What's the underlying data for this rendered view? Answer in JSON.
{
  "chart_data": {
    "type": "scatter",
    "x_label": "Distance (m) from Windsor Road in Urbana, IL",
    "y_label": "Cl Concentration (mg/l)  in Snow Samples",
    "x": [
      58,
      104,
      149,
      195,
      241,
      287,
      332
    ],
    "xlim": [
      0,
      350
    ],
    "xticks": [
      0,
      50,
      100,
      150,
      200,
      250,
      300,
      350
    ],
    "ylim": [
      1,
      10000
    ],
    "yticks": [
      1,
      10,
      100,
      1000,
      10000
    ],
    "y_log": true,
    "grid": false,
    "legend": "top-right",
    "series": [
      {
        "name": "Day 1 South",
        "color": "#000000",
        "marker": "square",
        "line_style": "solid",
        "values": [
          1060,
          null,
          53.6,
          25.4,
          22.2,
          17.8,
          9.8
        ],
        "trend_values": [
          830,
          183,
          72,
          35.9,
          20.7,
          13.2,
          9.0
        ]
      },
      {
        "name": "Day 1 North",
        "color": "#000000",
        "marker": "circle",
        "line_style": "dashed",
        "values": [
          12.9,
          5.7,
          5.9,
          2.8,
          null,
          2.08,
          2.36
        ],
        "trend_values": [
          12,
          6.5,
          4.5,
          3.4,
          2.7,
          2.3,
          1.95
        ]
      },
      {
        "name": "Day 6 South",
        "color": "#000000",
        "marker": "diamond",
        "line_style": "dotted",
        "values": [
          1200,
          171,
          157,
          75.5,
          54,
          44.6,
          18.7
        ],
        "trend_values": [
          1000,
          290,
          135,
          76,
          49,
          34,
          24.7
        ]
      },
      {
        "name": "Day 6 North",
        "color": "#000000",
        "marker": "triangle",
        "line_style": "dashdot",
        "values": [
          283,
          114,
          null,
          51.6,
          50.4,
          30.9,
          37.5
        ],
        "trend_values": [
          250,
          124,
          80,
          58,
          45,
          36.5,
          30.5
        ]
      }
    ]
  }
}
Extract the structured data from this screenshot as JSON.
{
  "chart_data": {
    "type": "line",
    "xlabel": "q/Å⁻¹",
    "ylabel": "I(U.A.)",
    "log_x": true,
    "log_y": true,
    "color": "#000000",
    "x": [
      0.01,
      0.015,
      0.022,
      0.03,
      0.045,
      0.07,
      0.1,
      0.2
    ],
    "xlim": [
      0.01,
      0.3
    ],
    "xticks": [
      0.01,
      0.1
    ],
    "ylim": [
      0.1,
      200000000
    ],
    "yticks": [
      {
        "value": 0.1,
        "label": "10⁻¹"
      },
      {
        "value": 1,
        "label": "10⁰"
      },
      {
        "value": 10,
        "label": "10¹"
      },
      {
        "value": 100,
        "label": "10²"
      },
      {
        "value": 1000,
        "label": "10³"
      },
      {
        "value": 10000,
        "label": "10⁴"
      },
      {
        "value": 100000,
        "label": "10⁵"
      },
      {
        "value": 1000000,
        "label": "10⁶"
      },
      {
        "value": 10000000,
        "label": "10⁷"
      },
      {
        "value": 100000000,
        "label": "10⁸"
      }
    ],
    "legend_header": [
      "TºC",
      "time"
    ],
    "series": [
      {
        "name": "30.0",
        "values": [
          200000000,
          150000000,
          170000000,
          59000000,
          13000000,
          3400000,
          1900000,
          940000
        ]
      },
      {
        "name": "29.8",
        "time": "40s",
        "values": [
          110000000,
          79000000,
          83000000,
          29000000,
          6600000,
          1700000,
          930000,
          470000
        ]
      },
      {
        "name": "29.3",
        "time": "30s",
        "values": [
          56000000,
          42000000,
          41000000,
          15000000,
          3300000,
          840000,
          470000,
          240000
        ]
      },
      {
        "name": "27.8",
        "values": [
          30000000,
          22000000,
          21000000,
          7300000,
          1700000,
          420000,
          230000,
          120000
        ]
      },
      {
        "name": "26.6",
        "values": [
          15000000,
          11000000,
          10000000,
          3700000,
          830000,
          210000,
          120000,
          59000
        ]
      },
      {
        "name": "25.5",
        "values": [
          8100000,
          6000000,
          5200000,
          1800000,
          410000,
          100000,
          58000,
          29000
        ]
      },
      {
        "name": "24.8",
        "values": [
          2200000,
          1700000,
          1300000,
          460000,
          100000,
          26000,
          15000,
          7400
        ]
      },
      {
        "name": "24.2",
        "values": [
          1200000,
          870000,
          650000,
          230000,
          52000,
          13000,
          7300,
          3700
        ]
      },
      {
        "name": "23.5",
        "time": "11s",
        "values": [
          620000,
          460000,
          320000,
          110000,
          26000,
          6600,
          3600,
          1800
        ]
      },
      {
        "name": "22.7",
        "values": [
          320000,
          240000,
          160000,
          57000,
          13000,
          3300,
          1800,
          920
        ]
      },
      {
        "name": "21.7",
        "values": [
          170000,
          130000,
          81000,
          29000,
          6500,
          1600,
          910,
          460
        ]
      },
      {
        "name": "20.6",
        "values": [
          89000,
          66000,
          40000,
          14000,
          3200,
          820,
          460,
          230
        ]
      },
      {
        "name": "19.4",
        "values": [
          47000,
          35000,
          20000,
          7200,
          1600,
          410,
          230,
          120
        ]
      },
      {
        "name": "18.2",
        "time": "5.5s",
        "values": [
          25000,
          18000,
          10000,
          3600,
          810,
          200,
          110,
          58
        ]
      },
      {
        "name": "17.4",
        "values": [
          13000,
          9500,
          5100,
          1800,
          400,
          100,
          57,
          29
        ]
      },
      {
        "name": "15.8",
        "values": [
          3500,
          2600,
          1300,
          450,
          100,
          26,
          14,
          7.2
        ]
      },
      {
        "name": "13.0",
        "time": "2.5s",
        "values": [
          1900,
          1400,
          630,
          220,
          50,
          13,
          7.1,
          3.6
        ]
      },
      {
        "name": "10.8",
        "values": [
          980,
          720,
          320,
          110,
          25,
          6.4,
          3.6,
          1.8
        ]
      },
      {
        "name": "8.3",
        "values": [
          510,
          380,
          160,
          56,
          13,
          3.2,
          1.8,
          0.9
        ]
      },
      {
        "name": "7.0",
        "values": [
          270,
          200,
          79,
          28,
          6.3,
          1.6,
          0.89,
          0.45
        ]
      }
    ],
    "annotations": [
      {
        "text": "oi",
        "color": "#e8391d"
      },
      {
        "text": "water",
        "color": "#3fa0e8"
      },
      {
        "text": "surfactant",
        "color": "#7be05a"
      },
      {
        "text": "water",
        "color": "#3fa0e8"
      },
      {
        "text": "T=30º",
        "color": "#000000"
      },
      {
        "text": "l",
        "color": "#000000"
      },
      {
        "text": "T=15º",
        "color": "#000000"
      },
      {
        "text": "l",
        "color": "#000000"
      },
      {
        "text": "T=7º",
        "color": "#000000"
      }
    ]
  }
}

◆ ◆ ◆ ◆ ◆ ◆ ◆

* _WHAT YOU NEED TO DO_
Work through the data and report how many of its lines hold the word "from", giving only the figure.

* _ANSWER TO THIS PROBLEM_
2